### Information provided
+ + + +

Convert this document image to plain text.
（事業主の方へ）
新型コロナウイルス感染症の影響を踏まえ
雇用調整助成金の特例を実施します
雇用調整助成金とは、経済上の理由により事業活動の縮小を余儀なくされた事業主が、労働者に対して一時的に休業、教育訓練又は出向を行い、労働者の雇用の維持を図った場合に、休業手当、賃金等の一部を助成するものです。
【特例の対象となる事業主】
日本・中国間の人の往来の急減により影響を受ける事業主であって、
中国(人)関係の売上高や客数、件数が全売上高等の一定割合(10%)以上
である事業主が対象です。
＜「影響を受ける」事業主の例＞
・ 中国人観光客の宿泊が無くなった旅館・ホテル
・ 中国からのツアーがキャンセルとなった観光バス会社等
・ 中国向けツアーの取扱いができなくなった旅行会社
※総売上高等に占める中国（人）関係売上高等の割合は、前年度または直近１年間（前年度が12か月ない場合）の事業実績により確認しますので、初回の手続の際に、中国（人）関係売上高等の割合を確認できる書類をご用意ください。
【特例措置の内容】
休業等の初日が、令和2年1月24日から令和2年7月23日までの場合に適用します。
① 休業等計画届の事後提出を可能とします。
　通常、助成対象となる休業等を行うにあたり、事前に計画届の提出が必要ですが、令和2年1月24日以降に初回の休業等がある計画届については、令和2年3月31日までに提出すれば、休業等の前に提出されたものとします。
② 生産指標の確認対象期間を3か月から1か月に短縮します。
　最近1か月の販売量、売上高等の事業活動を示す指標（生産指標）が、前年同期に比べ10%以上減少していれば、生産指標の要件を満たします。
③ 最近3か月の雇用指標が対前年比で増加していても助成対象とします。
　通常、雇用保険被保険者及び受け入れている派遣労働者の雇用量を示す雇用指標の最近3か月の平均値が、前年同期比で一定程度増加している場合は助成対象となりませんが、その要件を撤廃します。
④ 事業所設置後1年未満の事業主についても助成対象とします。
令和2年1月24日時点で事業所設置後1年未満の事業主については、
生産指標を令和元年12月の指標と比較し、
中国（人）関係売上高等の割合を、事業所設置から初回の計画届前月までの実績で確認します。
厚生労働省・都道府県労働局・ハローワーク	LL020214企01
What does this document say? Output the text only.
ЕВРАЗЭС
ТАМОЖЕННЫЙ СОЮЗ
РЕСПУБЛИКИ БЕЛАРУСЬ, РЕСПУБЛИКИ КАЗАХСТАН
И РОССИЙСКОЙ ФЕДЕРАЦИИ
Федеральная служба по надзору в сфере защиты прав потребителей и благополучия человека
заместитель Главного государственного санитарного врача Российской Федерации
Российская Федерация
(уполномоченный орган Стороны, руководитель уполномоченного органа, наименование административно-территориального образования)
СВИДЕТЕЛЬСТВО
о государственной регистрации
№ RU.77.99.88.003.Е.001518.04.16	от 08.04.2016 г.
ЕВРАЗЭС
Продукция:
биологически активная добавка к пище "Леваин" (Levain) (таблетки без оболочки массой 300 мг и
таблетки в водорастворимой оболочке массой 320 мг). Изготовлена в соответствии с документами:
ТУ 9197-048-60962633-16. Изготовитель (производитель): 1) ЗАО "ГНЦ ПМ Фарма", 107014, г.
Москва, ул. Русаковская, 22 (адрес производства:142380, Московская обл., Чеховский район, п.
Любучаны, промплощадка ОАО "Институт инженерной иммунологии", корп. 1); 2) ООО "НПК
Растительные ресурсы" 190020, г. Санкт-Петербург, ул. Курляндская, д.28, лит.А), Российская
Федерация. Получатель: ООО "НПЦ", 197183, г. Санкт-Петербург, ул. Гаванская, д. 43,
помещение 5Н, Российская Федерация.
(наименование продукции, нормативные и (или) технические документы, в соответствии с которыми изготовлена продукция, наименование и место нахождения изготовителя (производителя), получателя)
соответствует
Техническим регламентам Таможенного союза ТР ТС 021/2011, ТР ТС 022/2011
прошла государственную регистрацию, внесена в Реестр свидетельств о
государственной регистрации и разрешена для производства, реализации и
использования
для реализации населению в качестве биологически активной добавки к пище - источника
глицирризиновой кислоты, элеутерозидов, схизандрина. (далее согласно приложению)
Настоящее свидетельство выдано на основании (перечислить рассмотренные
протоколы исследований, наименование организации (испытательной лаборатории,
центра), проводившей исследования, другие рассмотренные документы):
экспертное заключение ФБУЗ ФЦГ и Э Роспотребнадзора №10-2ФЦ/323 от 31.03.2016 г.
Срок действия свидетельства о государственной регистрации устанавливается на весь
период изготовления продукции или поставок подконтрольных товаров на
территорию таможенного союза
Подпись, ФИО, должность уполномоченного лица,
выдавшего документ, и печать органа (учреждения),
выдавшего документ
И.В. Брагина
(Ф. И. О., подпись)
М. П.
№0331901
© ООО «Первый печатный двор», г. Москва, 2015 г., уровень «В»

+ + + +

Retype the whole listing, matching it exactly.

Convert this document image to plain text.
（事業主の方へ）
新型コロナウイルス感染症の影響を踏まえ
雇用調整助成金の特例を実施します
雇用調整助成金とは、経済上の理由により事業活動の縮小を余儀なくされた事業主が、労働者に対して一時的に休業、教育訓練又は出向を行い、労働者の雇用の維持を図った場合に、休業手当、賃金等の一部を助成するものです。
【特例の対象となる事業主】
日本・中国間の人の往来の急減により影響を受ける事業主であって、
中国(人)関係の売上高や客数、件数が全売上高等の一定割合(10%)以上
である事業主が対象です。
＜「影響を受ける」事業主の例＞
・ 中国人観光客の宿泊が無くなった旅館・ホテル
・ 中国からのツアーがキャンセルとなった観光バス会社等
・ 中国向けツアーの取扱いができなくなった旅行会社
※総売上高等に占める中国（人）関係売上高等の割合は、前年度または直近１年間（前年度が12か月ない場合）の事業実績により確認しますので、初回の手続の際に、中国（人）関係売上高等の割合を確認できる書類をご用意ください。
【特例措置の内容】
休業等の初日が、令和2年1月24日から令和2年7月23日までの場合に適用します。
① 休業等計画届の事後提出を可能とします。
　通常、助成対象となる休業等を行うにあたり、事前に計画届の提出が必要ですが、令和2年1月24日以降に初回の休業等がある計画届については、令和2年3月31日までに提出すれば、休業等の前に提出されたものとします。
② 生産指標の確認対象期間を3か月から1か月に短縮します。
　最近1か月の販売量、売上高等の事業活動を示す指標（生産指標）が、前年同期に比べ10%以上減少していれば、生産指標の要件を満たします。
③ 最近3か月の雇用指標が対前年比で増加していても助成対象とします。
　通常、雇用保険被保険者及び受け入れている派遣労働者の雇用量を示す雇用指標の最近3か月の平均値が、前年同期比で一定程度増加している場合は助成対象となりませんが、その要件を撤廃します。
④ 事業所設置後1年未満の事業主についても助成対象とします。
令和2年1月24日時点で事業所設置後1年未満の事業主については、
生産指標を令和元年12月の指標と比較し、
中国（人）関係売上高等の割合を、事業所設置から初回の計画届前月までの実績で確認します。
厚生労働省・都道府県労働局・ハローワーク	LL020214企01
What does this document say? Output the text only.
ЕВРАЗЭС
ТАМОЖЕННЫЙ СОЮЗ
РЕСПУБЛИКИ БЕЛАРУСЬ, РЕСПУБЛИКИ КАЗАХСТАН
И РОССИЙСКОЙ ФЕДЕРАЦИИ
Федеральная служба по надзору в сфере защиты прав потребителей и благополучия человека
заместитель Главного государственного санитарного врача Российской Федерации
Российская Федерация
(уполномоченный орган Стороны, руководитель уполномоченного органа, наименование административно-территориального образования)
СВИДЕТЕЛЬСТВО
о государственной регистрации
№ RU.77.99.88.003.Е.001518.04.16	от 08.04.2016 г.
ЕВРАЗЭС
Продукция:
биологически активная добавка к пище "Леваин" (Levain) (таблетки без оболочки массой 300 мг и
таблетки в водорастворимой оболочке массой 320 мг). Изготовлена в соответствии с документами:
ТУ 9197-048-60962633-16. Изготовитель (производитель): 1) ЗАО "ГНЦ ПМ Фарма", 107014, г.
Москва, ул. Русаковская, 22 (адрес производства:142380, Московская обл., Чеховский район, п.
Любучаны, промплощадка ОАО "Институт инженерной иммунологии", корп. 1); 2) ООО "НПК
Растительные ресурсы" 190020, г. Санкт-Петербург, ул. Курляндская, д.28, лит.А), Российская
Федерация. Получатель: ООО "НПЦ", 197183, г. Санкт-Петербург, ул. Гаванская, д. 43,
помещение 5Н, Российская Федерация.
(наименование продукции, нормативные и (или) технические документы, в соответствии с которыми изготовлена продукция, наименование и место нахождения изготовителя (производителя), получателя)
соответствует
Техническим регламентам Таможенного союза ТР ТС 021/2011, ТР ТС 022/2011
прошла государственную регистрацию, внесена в Реестр свидетельств о
государственной регистрации и разрешена для производства, реализации и
использования
для реализации населению в качестве биологически активной добавки к пище - источника
глицирризиновой кислоты, элеутерозидов, схизандрина. (далее согласно приложению)
Настоящее свидетельство выдано на основании (перечислить рассмотренные
протоколы исследований, наименование организации (испытательной лаборатории,
центра), проводившей исследования, другие рассмотренные документы):
экспертное заключение ФБУЗ ФЦГ и Э Роспотребнадзора №10-2ФЦ/323 от 31.03.2016 г.
Срок действия свидетельства о государственной регистрации устанавливается на весь
период изготовления продукции или поставок подконтрольных товаров на
территорию таможенного союза
Подпись, ФИО, должность уполномоченного лица,
выдавшего документ, и печать органа (учреждения),
выдавшего документ
И.В. Брагина
(Ф. И. О., подпись)
М. П.
№0331901
© ООО «Первый печатный двор», г. Москва, 2015 г., уровень «В»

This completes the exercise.